[start RECORDS FOR THE EXERCISE]

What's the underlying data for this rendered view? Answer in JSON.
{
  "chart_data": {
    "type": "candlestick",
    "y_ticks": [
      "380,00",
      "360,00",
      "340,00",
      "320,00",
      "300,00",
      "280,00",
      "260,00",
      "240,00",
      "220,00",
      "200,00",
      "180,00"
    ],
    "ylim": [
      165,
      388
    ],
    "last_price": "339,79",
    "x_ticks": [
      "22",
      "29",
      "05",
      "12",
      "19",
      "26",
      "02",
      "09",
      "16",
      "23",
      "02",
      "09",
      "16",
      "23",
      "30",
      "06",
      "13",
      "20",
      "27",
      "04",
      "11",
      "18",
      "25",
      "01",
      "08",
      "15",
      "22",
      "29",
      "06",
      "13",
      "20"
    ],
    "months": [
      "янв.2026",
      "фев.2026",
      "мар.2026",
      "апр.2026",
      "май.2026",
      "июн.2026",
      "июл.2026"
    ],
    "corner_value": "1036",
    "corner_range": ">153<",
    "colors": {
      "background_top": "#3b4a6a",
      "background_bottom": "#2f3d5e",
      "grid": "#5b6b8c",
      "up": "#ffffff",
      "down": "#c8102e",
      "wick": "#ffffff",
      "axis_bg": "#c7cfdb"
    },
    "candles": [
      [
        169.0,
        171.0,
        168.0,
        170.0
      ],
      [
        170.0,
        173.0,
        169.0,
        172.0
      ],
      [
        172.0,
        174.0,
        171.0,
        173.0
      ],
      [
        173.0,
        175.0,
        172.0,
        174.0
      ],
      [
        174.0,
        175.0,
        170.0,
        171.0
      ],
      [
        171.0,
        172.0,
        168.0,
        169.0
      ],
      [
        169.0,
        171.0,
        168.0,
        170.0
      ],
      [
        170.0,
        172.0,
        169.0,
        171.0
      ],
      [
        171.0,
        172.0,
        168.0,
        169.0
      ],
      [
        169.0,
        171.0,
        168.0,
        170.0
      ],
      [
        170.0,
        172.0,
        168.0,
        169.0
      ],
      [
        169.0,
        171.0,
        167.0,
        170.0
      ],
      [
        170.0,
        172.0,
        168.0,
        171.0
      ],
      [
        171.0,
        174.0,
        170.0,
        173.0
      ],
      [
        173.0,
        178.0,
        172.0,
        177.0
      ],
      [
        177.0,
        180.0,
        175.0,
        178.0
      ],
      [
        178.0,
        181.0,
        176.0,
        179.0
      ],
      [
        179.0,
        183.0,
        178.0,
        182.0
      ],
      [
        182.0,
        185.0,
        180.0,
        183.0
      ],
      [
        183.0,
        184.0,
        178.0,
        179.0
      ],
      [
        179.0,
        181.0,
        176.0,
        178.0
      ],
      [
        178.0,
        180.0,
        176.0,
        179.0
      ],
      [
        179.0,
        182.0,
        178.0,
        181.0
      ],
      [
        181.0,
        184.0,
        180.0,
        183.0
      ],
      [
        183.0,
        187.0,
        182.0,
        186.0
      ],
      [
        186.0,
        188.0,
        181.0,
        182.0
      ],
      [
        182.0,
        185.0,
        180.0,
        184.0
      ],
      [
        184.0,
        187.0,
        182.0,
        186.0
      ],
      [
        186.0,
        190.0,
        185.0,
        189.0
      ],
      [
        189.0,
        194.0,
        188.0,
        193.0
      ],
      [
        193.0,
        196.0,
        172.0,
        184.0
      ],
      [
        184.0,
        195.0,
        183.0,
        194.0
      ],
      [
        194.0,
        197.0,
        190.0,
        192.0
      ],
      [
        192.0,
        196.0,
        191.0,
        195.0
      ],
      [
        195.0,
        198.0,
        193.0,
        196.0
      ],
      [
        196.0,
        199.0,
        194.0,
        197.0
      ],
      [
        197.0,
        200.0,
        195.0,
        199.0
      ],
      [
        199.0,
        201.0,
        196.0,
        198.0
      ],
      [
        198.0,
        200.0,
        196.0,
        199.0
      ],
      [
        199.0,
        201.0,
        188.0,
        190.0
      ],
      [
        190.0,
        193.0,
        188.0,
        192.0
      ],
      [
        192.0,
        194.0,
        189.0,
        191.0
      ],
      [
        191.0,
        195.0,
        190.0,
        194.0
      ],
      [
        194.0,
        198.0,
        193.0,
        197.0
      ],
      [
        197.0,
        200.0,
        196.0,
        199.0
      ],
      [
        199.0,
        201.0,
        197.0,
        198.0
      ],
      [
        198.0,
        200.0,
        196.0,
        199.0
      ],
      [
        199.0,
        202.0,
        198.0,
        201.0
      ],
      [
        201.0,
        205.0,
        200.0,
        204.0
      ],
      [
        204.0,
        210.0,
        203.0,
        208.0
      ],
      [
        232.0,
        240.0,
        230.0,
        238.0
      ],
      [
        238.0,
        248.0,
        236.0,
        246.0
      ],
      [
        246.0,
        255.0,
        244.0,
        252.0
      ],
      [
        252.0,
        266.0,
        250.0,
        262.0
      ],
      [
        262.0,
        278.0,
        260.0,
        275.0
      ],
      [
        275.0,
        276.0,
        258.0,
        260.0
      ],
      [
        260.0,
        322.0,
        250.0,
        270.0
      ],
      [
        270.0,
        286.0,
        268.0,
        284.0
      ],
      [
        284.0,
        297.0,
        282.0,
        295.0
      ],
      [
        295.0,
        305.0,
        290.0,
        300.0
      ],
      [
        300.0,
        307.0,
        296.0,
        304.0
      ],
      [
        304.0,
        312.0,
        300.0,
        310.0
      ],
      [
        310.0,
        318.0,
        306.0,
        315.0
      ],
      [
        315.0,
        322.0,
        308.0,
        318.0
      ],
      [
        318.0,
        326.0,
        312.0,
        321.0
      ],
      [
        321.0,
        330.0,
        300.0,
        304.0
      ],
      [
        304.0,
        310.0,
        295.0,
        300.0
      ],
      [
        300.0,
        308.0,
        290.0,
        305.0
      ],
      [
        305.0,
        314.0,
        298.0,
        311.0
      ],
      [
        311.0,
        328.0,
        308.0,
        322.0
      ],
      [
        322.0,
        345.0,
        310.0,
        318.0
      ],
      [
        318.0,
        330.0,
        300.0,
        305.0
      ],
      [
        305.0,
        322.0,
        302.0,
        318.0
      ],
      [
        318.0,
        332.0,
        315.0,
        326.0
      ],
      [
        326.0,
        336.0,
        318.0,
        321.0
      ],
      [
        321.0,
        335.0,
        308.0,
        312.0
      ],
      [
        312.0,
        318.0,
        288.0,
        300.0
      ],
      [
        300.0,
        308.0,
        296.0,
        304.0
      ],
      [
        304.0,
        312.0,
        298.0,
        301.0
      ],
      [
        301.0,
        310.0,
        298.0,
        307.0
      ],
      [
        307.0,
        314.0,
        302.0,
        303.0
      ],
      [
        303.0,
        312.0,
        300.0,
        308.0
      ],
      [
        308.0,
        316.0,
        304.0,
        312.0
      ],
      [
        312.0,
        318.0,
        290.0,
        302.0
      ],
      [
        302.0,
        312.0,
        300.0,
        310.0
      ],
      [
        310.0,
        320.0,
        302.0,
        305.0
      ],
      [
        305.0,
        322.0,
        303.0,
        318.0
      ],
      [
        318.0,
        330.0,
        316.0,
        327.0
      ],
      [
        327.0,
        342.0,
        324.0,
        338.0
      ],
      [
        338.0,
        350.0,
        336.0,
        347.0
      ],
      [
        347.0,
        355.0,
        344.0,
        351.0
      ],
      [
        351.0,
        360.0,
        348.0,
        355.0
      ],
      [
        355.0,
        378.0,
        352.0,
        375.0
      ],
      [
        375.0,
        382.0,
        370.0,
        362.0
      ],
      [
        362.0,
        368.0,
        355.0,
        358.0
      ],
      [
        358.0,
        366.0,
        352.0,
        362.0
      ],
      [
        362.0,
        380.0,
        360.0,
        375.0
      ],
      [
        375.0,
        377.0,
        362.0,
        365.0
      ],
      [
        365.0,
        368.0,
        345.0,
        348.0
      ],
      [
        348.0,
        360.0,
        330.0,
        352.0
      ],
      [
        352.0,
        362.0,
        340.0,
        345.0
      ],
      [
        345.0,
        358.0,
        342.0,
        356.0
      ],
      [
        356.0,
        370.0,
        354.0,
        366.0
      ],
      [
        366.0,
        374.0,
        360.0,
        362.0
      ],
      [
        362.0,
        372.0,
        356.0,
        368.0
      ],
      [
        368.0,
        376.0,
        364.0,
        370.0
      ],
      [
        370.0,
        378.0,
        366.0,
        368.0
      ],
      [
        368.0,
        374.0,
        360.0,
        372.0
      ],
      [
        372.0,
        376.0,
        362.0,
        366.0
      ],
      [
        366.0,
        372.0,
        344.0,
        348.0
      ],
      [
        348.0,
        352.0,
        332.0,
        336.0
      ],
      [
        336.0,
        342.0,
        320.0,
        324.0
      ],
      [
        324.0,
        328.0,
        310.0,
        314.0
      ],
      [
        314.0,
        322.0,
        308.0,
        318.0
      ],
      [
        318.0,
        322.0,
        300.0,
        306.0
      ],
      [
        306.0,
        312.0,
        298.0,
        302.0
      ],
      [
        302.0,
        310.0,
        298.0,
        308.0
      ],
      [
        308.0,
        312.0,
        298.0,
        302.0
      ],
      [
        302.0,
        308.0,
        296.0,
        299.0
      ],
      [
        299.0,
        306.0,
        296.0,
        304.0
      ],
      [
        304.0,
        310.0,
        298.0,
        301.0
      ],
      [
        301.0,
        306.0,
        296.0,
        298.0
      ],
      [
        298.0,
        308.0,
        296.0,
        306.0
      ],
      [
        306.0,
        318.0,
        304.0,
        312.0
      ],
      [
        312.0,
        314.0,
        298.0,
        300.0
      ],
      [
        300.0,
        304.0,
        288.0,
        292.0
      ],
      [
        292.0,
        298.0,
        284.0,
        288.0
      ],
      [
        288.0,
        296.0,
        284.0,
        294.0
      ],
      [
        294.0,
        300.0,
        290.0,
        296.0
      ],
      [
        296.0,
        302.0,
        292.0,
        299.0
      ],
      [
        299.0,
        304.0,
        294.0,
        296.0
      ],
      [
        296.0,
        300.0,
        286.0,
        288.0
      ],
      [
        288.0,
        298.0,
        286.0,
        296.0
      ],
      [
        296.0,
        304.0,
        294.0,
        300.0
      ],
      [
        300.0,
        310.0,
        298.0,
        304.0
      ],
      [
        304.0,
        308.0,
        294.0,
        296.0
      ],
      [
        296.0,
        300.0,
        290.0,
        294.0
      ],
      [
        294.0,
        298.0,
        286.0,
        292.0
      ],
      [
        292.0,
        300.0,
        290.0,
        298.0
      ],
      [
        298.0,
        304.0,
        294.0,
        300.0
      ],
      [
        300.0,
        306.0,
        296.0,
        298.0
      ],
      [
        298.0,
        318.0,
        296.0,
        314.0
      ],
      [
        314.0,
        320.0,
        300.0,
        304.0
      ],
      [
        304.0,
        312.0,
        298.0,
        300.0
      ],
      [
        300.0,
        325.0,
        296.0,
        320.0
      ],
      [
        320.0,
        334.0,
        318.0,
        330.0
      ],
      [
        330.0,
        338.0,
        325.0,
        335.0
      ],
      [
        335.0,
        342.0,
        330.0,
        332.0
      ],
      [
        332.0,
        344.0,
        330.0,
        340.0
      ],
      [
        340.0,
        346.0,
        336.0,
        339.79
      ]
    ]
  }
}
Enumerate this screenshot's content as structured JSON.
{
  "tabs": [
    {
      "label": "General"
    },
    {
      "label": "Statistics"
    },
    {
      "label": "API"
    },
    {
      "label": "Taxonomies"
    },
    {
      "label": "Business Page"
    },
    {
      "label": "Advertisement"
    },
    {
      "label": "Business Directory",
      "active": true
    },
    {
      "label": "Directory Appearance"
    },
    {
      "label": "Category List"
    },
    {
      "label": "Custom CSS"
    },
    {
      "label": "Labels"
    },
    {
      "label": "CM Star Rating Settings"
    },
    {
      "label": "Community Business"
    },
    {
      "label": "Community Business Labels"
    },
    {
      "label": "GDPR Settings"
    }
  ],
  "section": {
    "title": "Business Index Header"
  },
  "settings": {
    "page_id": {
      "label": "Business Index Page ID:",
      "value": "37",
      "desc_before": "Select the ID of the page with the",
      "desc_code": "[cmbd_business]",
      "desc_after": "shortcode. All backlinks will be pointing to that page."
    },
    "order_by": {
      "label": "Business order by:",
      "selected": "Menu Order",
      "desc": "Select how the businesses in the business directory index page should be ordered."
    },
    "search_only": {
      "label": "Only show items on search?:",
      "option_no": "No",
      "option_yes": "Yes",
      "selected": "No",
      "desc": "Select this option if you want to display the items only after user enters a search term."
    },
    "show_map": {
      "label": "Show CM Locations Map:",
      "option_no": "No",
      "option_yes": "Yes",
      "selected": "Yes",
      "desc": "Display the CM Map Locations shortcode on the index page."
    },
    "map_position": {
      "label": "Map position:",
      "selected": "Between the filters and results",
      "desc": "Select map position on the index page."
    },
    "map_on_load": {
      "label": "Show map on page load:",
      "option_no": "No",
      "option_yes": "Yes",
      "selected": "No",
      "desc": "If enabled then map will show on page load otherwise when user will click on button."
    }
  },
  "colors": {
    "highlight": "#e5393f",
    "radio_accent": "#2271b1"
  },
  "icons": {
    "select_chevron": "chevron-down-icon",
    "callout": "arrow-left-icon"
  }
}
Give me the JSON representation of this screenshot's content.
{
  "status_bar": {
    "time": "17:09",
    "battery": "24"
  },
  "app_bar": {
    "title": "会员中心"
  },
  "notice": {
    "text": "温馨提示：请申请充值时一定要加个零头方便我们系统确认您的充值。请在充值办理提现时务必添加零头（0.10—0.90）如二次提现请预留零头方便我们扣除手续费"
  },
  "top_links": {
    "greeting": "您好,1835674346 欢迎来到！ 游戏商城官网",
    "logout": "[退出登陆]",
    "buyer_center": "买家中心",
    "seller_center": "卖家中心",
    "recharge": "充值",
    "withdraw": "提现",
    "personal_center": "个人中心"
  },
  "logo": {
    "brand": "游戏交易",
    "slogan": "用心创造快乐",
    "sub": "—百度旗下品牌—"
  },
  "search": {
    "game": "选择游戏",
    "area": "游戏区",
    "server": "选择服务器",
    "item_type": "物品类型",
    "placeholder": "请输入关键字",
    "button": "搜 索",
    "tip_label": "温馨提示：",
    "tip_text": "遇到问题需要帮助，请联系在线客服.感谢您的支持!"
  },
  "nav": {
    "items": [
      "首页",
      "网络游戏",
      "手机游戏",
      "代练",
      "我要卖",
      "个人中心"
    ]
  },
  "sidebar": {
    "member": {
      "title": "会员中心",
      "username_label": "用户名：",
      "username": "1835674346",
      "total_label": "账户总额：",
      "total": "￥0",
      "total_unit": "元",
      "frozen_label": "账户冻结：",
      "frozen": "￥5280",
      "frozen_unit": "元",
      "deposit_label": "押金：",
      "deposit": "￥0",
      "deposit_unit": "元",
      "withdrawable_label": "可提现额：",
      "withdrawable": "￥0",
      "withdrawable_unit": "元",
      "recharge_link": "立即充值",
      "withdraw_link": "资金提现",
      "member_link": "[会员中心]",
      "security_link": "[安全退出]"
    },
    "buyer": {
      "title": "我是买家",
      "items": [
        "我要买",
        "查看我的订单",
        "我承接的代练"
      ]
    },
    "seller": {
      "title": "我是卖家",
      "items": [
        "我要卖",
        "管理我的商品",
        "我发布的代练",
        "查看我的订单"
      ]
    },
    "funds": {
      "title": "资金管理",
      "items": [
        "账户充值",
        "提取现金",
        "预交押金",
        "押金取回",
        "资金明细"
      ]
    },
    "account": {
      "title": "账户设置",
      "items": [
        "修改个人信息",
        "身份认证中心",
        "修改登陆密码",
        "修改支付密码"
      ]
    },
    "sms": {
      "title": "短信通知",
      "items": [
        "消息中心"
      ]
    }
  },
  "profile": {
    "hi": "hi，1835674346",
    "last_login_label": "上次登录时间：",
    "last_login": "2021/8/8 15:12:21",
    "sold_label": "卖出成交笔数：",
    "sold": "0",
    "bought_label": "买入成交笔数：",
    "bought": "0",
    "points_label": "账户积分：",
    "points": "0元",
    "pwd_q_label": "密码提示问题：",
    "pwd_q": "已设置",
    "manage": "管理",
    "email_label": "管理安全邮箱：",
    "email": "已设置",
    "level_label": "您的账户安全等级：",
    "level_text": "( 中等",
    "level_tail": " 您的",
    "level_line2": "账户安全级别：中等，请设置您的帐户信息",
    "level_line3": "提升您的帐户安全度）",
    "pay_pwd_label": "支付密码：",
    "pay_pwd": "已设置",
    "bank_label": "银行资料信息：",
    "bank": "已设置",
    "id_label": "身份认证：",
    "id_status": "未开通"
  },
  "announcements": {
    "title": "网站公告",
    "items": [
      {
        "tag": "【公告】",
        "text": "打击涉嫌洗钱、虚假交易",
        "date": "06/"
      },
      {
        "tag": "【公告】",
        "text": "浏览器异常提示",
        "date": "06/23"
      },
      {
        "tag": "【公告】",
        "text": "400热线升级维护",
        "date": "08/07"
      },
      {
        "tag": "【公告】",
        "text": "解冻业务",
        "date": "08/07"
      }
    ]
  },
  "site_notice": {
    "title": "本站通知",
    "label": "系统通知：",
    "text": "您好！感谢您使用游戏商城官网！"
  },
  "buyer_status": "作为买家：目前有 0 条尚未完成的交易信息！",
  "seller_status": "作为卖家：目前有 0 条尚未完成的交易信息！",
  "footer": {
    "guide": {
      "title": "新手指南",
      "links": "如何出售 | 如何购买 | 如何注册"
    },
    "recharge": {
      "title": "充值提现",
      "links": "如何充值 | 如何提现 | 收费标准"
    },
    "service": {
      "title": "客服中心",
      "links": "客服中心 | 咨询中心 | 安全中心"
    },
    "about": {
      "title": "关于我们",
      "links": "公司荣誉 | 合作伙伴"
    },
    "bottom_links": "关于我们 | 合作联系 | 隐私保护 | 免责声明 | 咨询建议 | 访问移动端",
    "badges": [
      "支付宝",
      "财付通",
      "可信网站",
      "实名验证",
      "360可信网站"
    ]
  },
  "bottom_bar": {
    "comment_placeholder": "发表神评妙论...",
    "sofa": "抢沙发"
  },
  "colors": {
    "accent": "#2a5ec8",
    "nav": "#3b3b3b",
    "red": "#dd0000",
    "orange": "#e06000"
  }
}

[end RECORDS FOR THE EXERCISE]

**WORK TO COMPLETE**.
Give only the number of lines in the entries that contain "shortcode".

**ANSWER IN FULL**.
2